* BEGIN *
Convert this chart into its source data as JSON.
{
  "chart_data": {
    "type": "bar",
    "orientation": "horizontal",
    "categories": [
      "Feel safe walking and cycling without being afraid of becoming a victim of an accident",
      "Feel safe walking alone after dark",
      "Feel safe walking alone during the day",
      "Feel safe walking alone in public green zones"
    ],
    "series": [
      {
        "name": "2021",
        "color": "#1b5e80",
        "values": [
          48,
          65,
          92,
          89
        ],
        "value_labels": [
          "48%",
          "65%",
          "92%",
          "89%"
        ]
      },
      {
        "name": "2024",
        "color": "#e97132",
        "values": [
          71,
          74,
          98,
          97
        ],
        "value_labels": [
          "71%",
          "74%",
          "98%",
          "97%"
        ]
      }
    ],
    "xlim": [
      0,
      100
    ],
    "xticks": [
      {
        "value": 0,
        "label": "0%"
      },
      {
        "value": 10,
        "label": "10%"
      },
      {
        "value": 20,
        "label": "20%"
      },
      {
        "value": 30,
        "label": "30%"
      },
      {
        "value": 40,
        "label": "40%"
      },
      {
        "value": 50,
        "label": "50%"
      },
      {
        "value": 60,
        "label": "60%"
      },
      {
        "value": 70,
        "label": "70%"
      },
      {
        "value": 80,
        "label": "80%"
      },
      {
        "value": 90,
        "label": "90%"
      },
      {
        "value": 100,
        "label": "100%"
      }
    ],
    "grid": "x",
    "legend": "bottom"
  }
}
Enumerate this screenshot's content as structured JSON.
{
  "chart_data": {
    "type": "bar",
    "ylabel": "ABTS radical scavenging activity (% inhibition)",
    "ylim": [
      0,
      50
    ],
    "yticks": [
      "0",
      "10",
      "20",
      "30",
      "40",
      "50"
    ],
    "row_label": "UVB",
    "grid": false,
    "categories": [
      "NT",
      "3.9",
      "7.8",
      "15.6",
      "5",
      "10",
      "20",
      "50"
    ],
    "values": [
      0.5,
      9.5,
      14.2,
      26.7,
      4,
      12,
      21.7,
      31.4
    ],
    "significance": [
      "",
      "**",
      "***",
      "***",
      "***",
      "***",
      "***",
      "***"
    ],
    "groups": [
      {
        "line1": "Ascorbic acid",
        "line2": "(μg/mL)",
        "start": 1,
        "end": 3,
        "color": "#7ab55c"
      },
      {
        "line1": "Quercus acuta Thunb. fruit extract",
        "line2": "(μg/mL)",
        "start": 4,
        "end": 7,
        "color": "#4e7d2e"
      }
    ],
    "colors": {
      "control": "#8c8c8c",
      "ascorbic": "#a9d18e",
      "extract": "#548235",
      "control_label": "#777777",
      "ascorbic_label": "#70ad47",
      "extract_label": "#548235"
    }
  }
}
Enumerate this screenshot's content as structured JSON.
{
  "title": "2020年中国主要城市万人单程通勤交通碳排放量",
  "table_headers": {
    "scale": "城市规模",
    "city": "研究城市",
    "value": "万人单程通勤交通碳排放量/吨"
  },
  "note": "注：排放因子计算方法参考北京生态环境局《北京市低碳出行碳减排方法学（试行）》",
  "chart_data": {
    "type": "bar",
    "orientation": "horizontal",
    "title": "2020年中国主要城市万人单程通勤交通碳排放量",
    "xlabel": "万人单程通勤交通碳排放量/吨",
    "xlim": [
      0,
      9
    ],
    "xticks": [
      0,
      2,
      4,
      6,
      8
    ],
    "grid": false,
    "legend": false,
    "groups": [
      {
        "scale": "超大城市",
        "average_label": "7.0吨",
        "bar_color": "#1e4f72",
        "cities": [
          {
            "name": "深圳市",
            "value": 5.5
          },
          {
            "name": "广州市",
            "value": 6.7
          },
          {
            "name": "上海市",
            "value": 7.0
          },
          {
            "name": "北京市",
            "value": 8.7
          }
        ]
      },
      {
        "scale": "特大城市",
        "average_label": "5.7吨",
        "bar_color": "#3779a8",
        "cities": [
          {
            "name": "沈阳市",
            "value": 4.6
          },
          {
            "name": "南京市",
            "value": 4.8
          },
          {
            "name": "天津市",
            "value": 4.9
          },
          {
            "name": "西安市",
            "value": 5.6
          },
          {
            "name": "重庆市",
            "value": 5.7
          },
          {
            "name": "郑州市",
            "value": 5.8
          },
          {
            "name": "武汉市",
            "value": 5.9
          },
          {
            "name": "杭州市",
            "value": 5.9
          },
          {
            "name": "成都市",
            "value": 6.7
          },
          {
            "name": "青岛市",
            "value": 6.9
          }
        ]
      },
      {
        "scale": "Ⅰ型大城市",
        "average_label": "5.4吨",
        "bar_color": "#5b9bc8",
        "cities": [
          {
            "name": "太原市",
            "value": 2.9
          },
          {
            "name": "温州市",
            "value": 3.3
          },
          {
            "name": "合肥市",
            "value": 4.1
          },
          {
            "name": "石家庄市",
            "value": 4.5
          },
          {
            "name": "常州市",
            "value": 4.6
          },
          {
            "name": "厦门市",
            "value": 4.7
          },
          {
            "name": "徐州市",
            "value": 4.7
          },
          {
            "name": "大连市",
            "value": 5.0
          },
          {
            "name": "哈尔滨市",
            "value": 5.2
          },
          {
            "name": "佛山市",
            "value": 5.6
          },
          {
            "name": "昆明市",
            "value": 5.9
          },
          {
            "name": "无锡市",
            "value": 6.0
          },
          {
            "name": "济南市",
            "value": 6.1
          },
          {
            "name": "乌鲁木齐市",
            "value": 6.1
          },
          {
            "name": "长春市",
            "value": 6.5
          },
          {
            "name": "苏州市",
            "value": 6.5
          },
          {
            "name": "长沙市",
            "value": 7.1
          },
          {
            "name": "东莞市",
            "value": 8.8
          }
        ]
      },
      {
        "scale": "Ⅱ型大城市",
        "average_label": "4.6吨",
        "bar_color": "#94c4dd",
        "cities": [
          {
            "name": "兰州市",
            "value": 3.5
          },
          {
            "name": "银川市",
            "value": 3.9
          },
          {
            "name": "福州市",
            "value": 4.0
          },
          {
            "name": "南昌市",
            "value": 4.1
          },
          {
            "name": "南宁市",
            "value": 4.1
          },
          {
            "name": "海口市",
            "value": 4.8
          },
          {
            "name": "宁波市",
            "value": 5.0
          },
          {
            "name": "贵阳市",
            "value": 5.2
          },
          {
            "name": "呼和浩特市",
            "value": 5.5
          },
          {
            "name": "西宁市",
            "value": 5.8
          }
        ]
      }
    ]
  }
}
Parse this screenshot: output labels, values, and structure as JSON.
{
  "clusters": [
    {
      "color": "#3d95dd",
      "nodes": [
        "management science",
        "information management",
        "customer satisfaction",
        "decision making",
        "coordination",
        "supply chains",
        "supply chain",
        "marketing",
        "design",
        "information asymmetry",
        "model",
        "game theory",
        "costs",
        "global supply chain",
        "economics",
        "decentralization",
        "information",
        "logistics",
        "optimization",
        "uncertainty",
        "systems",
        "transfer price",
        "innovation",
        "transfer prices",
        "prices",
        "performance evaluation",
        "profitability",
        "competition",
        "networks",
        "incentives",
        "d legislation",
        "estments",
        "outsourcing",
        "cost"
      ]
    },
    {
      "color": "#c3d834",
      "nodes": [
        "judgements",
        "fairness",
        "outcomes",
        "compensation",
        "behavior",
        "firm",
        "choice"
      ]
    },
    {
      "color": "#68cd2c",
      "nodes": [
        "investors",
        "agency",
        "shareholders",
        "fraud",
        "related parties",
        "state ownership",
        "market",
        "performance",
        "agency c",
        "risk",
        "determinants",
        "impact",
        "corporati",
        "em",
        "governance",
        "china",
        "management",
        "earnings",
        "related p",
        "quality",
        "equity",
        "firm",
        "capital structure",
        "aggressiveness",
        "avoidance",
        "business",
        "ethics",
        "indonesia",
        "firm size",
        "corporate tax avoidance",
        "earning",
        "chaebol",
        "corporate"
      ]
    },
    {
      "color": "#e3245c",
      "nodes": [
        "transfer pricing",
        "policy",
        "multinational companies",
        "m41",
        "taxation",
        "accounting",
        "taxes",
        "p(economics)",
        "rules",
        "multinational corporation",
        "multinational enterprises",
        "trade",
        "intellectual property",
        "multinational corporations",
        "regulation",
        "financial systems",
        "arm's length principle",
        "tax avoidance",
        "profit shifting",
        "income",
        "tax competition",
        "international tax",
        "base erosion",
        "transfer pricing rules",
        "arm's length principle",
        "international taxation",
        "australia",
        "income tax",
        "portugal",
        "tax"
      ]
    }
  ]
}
* END *
Using the material above, report each line where "performance" occurs.

        "performance evaluation",
        "performance",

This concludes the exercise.